* Exercise instructions:
In the article below about Herbert B. Rothschild Jr., where was he teaching when he formed the ACLU chapter in Baton Rouge?

-- start Reading text --

Just when prominent Black scholars like Tomiko Brown-Nagin are calling for more attention to the roles unheralded people played in the Civil Rights Movement, along comes Herbert B. Rothschild Jr.'s account of his work as a volunteer leader of the American Civil Liberties Union of Louisiana during that turbulent time. In The Bad Old Days: A Decade of Struggling for Justice in Louisiana, published by Fulton Books, he chronicles the kinds of struggles that had to be waged in every city and town across the South before the rule of law could prevail.
In this blend of grassroots history and memoir, Rothschild tells story after story of confronting injustice. Engagingly written, his accounts bring to life a world that, while still recognizable, no longer exists as it did when he confronted it.
"I grew up in New Orleans in the 1940's and 1950's," Rothschild recalls. "During those years nothing prompted me to question the prevailing culture. It was the Civil Rights Movement that stirred my conscience, beginning with the desegregation of New Orleans schools. Footage of the white crowd cursing and threatening six-year-old Ruby Bridges as she walked so bravely into the Frantz school was shocking. My conversion was completed when James Chaney, Andrew Goodman and Michael Schwerner were murdered in Mississippi in 1964. I resolved to return South after I finished my graduate work and find a way into the struggle."
The way turned out to be the ACLU. While teaching at Louisiana State University, Rothschild formed and directed a chapter in Baton Rouge, then later served as state president and finally legislative director. Defending constitutional rights involved him in myriad struggles. In some, such as the Civil Rights and Women's movements, he played a supportive role. In others, such as protection of First Amendment exercise, reform of the criminal justice system, and rights of students and the mentally ill, he was prominent.

-- end Reading text --
-- start Dataset extract --

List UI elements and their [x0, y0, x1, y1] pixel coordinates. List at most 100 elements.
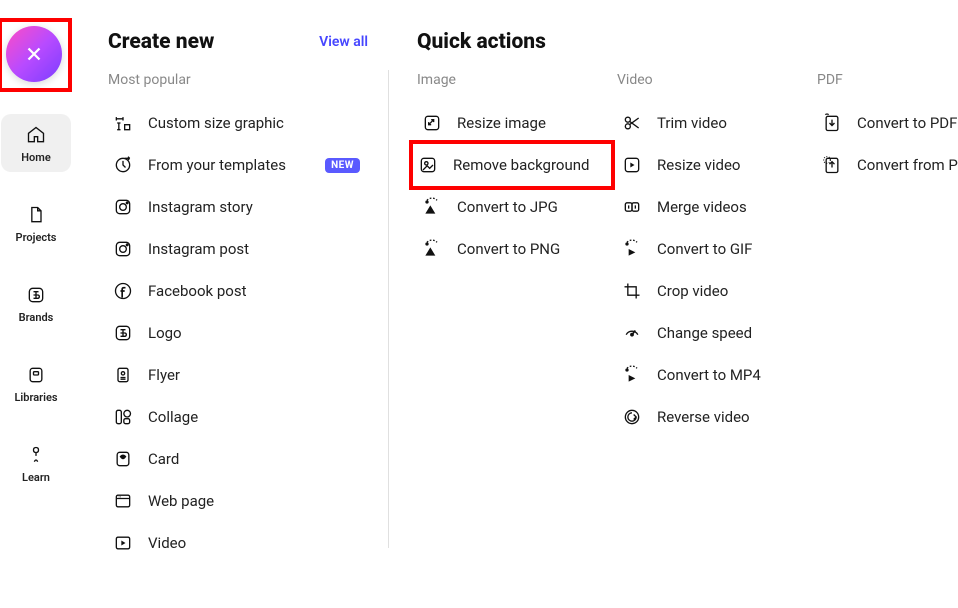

-- end Dataset extract --

* Task response:
Louisiana State University